Across the listing below, how many lines hold "name"? Reply with the number by itself.

■ ENTRIES SUPPLIED ■
****************************************

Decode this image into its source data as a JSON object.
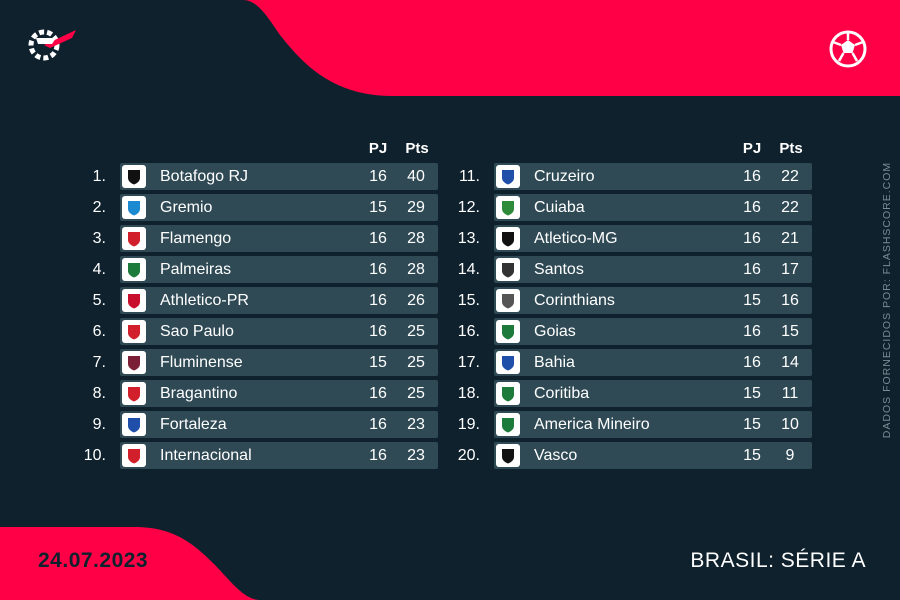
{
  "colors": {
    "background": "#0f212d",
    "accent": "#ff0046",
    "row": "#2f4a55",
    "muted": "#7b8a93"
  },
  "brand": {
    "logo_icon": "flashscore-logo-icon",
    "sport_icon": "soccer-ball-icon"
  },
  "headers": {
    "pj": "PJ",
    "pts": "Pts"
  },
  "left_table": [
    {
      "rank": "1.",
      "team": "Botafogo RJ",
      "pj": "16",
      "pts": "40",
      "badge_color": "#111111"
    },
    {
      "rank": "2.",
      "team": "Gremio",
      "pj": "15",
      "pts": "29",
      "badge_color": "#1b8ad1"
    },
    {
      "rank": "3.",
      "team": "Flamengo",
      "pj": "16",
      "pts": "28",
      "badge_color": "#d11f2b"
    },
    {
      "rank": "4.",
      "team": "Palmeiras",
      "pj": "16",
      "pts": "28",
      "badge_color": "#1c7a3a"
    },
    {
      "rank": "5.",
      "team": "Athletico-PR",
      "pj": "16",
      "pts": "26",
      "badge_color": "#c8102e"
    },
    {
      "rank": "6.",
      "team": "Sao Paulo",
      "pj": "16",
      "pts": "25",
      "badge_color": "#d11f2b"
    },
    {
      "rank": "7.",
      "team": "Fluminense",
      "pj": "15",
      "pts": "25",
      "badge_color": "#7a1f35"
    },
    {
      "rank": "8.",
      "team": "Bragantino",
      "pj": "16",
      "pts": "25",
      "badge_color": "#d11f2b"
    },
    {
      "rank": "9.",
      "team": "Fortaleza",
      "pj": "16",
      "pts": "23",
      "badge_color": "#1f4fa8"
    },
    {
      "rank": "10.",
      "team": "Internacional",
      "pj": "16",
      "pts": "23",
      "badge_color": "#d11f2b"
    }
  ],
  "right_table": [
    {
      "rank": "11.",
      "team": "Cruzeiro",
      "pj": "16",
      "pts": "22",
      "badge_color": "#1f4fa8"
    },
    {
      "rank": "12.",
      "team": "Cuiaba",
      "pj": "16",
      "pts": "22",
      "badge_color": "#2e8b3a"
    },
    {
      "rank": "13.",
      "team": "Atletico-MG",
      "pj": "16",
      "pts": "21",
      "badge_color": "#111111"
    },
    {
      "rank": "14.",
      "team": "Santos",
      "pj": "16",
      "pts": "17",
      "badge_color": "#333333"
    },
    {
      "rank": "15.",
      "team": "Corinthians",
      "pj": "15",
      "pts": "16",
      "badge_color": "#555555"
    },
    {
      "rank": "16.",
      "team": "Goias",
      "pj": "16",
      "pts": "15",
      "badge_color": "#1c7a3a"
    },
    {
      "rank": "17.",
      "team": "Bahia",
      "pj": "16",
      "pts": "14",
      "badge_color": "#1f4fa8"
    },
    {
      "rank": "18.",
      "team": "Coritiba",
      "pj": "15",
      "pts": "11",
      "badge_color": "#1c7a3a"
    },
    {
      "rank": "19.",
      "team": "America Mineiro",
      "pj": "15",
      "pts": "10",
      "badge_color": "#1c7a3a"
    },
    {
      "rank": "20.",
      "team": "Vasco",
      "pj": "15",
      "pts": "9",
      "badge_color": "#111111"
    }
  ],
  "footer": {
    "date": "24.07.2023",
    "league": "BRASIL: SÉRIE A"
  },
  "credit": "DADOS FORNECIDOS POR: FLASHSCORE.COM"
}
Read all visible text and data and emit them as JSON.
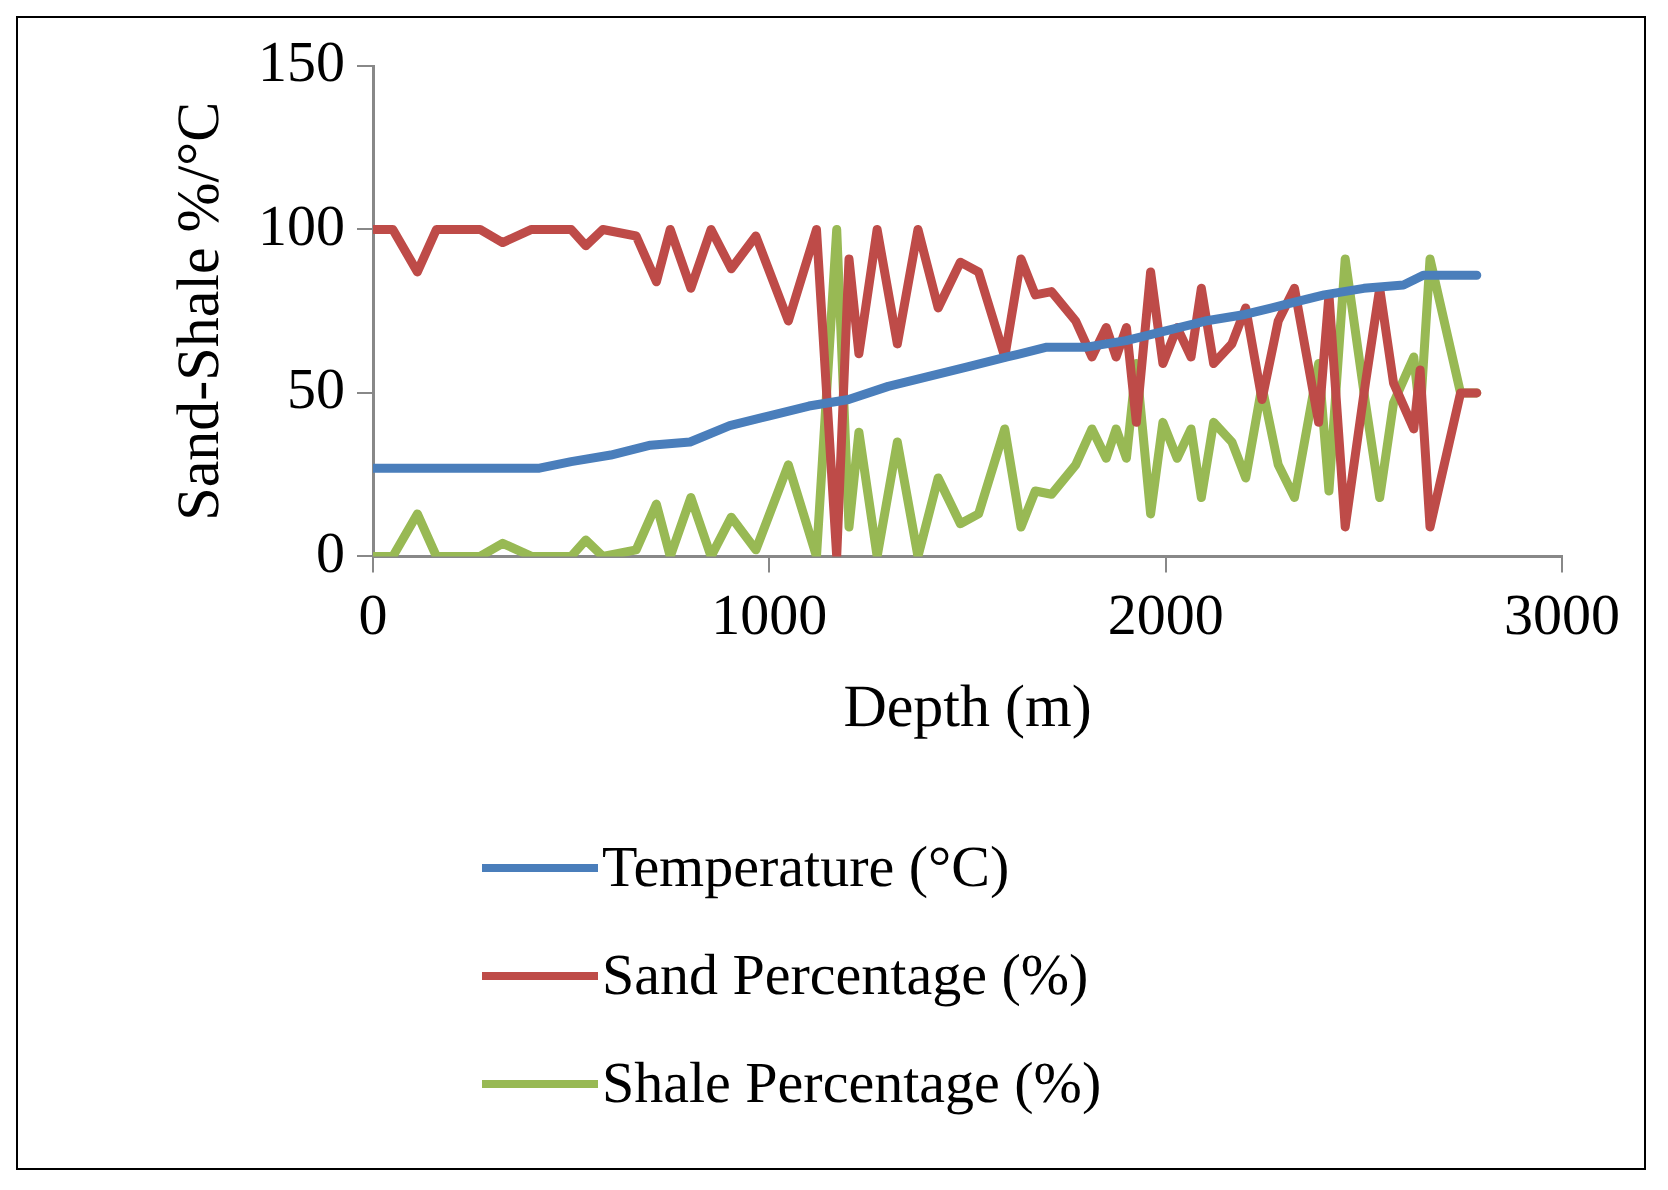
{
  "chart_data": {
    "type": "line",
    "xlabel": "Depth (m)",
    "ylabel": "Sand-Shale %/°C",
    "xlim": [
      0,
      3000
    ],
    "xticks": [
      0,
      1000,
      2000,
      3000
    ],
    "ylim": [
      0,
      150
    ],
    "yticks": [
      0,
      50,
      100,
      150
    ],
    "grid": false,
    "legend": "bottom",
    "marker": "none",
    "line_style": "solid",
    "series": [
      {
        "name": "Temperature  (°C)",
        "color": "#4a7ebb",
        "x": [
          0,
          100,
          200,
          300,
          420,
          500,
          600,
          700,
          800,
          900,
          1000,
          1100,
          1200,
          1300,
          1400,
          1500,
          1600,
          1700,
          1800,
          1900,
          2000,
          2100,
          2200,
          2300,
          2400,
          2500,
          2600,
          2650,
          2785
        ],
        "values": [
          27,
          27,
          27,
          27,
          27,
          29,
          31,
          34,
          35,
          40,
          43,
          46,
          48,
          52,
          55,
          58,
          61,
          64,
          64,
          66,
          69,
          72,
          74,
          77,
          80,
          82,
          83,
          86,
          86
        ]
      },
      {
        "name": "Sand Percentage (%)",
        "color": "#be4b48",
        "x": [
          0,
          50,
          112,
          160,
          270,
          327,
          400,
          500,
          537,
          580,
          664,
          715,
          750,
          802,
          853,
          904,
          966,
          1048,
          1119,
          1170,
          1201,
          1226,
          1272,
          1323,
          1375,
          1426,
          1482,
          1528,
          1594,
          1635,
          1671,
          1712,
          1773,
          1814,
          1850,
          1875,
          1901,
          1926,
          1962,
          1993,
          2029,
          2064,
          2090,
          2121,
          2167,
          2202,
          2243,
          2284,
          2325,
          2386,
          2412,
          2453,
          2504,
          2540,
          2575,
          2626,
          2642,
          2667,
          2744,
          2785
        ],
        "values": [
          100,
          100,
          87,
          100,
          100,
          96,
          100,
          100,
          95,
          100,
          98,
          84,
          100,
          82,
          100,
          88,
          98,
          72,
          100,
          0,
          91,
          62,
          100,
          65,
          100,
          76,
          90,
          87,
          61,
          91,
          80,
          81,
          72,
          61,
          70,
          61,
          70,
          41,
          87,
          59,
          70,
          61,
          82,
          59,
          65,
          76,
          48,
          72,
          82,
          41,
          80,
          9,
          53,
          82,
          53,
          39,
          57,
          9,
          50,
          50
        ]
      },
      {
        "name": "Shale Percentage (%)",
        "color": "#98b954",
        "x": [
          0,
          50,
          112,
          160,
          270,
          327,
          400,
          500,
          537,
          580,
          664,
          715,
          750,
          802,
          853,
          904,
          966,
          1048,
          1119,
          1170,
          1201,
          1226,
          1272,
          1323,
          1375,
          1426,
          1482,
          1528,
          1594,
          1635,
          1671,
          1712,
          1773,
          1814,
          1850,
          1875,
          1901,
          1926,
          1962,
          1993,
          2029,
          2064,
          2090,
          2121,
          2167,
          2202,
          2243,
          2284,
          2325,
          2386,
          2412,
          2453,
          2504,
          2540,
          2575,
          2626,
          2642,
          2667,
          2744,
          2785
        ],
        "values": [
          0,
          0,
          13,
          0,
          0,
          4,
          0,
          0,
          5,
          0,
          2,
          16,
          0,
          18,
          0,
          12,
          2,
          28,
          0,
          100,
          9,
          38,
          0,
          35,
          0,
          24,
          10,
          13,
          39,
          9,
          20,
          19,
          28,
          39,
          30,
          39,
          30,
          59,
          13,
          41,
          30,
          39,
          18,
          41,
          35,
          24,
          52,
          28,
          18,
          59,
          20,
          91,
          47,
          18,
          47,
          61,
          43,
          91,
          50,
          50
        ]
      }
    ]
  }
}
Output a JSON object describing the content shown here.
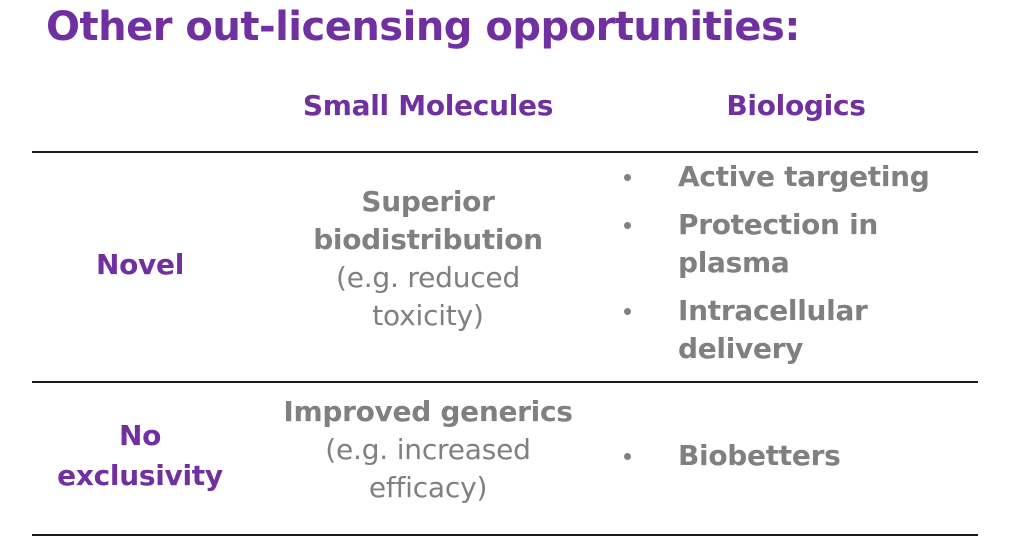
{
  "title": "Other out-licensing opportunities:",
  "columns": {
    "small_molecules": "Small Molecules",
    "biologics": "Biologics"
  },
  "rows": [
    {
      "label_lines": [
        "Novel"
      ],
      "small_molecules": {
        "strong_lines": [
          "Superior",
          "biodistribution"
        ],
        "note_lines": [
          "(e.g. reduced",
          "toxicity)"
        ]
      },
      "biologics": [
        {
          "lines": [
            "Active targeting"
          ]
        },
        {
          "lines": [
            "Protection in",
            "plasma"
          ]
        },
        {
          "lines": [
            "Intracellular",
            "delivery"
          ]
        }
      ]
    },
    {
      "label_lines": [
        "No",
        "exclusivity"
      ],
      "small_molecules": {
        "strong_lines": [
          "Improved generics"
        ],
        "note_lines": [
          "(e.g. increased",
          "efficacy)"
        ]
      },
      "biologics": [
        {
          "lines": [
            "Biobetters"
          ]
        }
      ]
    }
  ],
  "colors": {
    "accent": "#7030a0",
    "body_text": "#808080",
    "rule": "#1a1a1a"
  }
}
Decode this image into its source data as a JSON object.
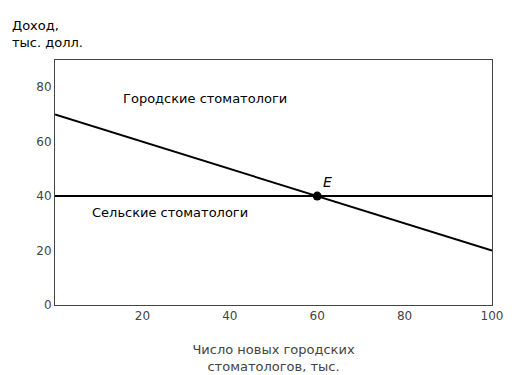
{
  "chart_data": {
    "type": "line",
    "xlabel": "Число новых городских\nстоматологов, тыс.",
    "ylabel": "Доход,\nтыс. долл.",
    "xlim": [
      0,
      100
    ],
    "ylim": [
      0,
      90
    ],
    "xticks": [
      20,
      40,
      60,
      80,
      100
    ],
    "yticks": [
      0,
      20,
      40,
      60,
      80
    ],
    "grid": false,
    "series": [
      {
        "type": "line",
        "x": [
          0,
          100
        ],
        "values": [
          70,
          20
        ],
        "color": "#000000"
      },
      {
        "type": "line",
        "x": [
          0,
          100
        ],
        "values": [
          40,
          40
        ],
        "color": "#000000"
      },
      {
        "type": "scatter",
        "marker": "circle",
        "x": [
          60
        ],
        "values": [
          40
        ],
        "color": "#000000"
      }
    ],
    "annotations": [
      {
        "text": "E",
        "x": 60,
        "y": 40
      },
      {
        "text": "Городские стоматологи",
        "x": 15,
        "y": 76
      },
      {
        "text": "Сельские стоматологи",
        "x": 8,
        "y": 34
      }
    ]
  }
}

****************************************

■ OUTPUT FOR THIS TASK ■
3